[The exercise] Each record must be retyped in full. No character may differ.

[Stored data]
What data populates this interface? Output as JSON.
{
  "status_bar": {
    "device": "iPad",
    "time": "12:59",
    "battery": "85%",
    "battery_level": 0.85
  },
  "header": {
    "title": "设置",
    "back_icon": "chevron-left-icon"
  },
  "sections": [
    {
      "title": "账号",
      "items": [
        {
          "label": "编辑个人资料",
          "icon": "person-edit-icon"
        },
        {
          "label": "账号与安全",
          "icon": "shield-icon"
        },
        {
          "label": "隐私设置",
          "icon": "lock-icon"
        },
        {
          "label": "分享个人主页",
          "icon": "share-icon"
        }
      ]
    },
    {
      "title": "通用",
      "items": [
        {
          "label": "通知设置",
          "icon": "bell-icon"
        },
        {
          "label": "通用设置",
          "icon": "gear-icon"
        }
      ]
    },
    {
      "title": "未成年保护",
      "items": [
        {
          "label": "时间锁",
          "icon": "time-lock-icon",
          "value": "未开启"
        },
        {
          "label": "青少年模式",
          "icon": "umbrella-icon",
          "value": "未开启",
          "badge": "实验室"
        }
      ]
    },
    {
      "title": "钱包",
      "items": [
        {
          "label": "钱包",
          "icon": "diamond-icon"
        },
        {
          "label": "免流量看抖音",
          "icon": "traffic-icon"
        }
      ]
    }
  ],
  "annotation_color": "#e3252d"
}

[Response]
What data populates this interface? Output as JSON.
{
  "status_bar": {
    "device": "iPad",
    "time": "12:59",
    "battery": "85%",
    "battery_level": 0.85
  },
  "header": {
    "title": "设置",
    "back_icon": "chevron-left-icon"
  },
  "sections": [
    {
      "title": "账号",
      "items": [
        {
          "label": "编辑个人资料",
          "icon": "person-edit-icon"
        },
        {
          "label": "账号与安全",
          "icon": "shield-icon"
        },
        {
          "label": "隐私设置",
          "icon": "lock-icon"
        },
        {
          "label": "分享个人主页",
          "icon": "share-icon"
        }
      ]
    },
    {
      "title": "通用",
      "items": [
        {
          "label": "通知设置",
          "icon": "bell-icon"
        },
        {
          "label": "通用设置",
          "icon": "gear-icon"
        }
      ]
    },
    {
      "title": "未成年保护",
      "items": [
        {
          "label": "时间锁",
          "icon": "time-lock-icon",
          "value": "未开启"
        },
        {
          "label": "青少年模式",
          "icon": "umbrella-icon",
          "value": "未开启",
          "badge": "实验室"
        }
      ]
    },
    {
      "title": "钱包",
      "items": [
        {
          "label": "钱包",
          "icon": "diamond-icon"
        },
        {
          "label": "免流量看抖音",
          "icon": "traffic-icon"
        }
      ]
    }
  ],
  "annotation_color": "#e3252d"
}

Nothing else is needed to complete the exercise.